• [The task]: Starting with the line that holds "Convert this document image to plain text.", copy out each remaining line of the listing below, up to and including the last one, and include nothing else.

>> begin Records for the task

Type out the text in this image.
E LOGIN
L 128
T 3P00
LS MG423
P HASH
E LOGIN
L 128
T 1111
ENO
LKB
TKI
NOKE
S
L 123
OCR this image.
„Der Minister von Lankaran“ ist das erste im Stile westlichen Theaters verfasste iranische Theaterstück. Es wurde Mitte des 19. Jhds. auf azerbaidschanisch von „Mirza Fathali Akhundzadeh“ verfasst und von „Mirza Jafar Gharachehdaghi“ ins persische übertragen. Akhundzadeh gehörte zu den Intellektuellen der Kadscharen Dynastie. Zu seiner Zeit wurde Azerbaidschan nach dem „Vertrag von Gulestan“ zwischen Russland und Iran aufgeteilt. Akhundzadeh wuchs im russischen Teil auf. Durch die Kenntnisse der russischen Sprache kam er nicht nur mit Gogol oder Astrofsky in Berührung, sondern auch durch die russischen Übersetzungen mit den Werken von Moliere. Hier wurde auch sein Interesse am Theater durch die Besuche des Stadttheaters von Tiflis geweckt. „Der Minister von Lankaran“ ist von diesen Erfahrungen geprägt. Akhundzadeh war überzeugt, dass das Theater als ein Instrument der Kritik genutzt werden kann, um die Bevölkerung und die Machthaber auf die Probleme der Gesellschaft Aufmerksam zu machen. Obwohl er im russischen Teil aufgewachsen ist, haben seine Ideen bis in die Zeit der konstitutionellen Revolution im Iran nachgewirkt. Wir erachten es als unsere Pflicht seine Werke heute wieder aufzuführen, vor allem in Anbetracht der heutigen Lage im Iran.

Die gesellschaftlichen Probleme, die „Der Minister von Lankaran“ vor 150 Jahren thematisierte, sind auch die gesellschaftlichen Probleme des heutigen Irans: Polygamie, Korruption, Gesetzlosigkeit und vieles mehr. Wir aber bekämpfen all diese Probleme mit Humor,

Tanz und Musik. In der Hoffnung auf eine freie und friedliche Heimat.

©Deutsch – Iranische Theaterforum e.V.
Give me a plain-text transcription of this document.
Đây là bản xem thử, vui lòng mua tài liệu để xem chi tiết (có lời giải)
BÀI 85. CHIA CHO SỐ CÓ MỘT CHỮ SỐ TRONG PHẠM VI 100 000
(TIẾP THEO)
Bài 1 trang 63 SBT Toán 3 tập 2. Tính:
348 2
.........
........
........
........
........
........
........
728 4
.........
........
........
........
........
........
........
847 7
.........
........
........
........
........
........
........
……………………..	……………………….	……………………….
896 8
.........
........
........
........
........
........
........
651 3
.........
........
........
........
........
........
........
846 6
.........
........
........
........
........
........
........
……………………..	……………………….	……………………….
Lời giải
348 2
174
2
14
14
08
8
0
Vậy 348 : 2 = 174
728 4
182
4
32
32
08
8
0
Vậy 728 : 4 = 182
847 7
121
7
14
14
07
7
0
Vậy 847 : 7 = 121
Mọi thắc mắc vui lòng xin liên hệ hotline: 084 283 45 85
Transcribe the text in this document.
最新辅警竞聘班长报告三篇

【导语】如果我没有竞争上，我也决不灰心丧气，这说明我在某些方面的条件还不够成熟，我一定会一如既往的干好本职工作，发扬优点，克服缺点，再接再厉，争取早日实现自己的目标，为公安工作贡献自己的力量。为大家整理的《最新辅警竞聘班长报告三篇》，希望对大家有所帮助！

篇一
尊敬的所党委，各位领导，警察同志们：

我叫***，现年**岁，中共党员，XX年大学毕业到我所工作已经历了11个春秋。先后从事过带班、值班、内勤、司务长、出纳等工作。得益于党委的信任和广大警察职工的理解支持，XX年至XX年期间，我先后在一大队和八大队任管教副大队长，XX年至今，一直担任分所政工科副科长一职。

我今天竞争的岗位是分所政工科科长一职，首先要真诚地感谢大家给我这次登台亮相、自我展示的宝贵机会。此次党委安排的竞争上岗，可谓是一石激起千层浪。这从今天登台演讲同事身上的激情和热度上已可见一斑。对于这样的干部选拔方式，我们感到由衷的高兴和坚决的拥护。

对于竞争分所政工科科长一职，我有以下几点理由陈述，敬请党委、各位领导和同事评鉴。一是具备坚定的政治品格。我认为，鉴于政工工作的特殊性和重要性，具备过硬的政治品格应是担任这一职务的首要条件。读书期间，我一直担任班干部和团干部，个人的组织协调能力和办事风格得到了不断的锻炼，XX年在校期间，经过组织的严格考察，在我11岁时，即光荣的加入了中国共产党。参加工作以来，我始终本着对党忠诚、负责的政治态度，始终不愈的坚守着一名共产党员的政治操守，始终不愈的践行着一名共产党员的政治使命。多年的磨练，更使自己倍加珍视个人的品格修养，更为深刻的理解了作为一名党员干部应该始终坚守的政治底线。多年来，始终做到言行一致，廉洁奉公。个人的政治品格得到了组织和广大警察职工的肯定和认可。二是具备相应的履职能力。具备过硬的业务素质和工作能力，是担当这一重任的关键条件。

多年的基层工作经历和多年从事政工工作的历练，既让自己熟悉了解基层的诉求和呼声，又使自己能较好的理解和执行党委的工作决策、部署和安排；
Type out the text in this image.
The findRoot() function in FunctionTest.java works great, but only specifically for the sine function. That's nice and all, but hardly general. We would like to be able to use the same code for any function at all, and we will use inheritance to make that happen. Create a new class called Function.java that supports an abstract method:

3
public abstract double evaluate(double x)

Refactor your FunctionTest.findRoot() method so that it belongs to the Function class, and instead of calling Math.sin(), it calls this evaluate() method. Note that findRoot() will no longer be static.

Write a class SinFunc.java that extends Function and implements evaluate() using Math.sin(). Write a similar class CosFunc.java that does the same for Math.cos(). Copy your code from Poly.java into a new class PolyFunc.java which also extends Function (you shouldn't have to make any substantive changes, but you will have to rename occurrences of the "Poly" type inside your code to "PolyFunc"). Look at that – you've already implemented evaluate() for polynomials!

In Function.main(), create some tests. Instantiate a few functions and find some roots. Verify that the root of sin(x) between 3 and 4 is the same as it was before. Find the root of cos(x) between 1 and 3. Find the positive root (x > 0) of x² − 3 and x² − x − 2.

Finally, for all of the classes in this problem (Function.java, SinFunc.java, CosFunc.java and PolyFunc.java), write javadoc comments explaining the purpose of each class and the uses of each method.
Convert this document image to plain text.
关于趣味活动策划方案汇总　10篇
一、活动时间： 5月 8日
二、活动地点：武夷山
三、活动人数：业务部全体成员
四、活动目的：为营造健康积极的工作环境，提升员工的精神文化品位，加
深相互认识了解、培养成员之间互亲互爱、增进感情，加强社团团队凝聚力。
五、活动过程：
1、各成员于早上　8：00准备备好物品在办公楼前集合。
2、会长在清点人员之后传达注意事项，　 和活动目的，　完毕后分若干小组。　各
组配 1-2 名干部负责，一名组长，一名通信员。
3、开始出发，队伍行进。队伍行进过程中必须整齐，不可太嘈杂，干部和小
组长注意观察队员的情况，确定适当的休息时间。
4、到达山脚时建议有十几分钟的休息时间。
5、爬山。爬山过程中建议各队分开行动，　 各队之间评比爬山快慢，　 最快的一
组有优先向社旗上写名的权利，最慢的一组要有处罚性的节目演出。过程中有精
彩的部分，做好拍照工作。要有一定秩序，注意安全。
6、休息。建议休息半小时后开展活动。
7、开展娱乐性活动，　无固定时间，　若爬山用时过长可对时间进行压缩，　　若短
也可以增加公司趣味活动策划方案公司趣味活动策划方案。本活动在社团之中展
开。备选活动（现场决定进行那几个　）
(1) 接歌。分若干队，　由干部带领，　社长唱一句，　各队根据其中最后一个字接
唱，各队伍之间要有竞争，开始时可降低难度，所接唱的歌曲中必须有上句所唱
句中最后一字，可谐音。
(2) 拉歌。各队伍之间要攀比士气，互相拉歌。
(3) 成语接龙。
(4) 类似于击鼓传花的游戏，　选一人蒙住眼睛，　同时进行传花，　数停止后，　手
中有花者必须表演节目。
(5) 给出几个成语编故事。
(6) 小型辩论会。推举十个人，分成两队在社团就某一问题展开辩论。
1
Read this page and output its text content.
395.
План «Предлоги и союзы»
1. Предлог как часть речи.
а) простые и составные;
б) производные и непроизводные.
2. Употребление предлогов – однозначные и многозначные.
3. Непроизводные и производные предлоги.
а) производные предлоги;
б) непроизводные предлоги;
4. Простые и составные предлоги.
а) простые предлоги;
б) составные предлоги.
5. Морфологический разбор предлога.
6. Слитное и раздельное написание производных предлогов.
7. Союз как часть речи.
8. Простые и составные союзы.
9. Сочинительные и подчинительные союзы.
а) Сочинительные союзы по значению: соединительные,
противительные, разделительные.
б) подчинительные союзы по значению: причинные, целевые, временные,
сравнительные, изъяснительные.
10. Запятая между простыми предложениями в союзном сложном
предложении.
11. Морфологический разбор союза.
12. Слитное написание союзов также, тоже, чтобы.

>> end Records for the task

• [Full response]:
Convert this document image to plain text.
关于趣味活动策划方案汇总　10篇
一、活动时间： 5月 8日
二、活动地点：武夷山
三、活动人数：业务部全体成员
四、活动目的：为营造健康积极的工作环境，提升员工的精神文化品位，加
深相互认识了解、培养成员之间互亲互爱、增进感情，加强社团团队凝聚力。
五、活动过程：
1、各成员于早上　8：00准备备好物品在办公楼前集合。
2、会长在清点人员之后传达注意事项，　 和活动目的，　完毕后分若干小组。　各
组配 1-2 名干部负责，一名组长，一名通信员。
3、开始出发，队伍行进。队伍行进过程中必须整齐，不可太嘈杂，干部和小
组长注意观察队员的情况，确定适当的休息时间。
4、到达山脚时建议有十几分钟的休息时间。
5、爬山。爬山过程中建议各队分开行动，　 各队之间评比爬山快慢，　 最快的一
组有优先向社旗上写名的权利，最慢的一组要有处罚性的节目演出。过程中有精
彩的部分，做好拍照工作。要有一定秩序，注意安全。
6、休息。建议休息半小时后开展活动。
7、开展娱乐性活动，　无固定时间，　若爬山用时过长可对时间进行压缩，　　若短
也可以增加公司趣味活动策划方案公司趣味活动策划方案。本活动在社团之中展
开。备选活动（现场决定进行那几个　）
(1) 接歌。分若干队，　由干部带领，　社长唱一句，　各队根据其中最后一个字接
唱，各队伍之间要有竞争，开始时可降低难度，所接唱的歌曲中必须有上句所唱
句中最后一字，可谐音。
(2) 拉歌。各队伍之间要攀比士气，互相拉歌。
(3) 成语接龙。
(4) 类似于击鼓传花的游戏，　选一人蒙住眼睛，　同时进行传花，　数停止后，　手
中有花者必须表演节目。
(5) 给出几个成语编故事。
(6) 小型辩论会。推举十个人，分成两队在社团就某一问题展开辩论。
1
Read this page and output its text content.
395.
План «Предлоги и союзы»
1. Предлог как часть речи.
а) простые и составные;
б) производные и непроизводные.
2. Употребление предлогов – однозначные и многозначные.
3. Непроизводные и производные предлоги.
а) производные предлоги;
б) непроизводные предлоги;
4. Простые и составные предлоги.
а) простые предлоги;
б) составные предлоги.
5. Морфологический разбор предлога.
6. Слитное и раздельное написание производных предлогов.
7. Союз как часть речи.
8. Простые и составные союзы.
9. Сочинительные и подчинительные союзы.
а) Сочинительные союзы по значению: соединительные,
противительные, разделительные.
б) подчинительные союзы по значению: причинные, целевые, временные,
сравнительные, изъяснительные.
10. Запятая между простыми предложениями в союзном сложном
предложении.
11. Морфологический разбор союза.
12. Слитное написание союзов также, тоже, чтобы.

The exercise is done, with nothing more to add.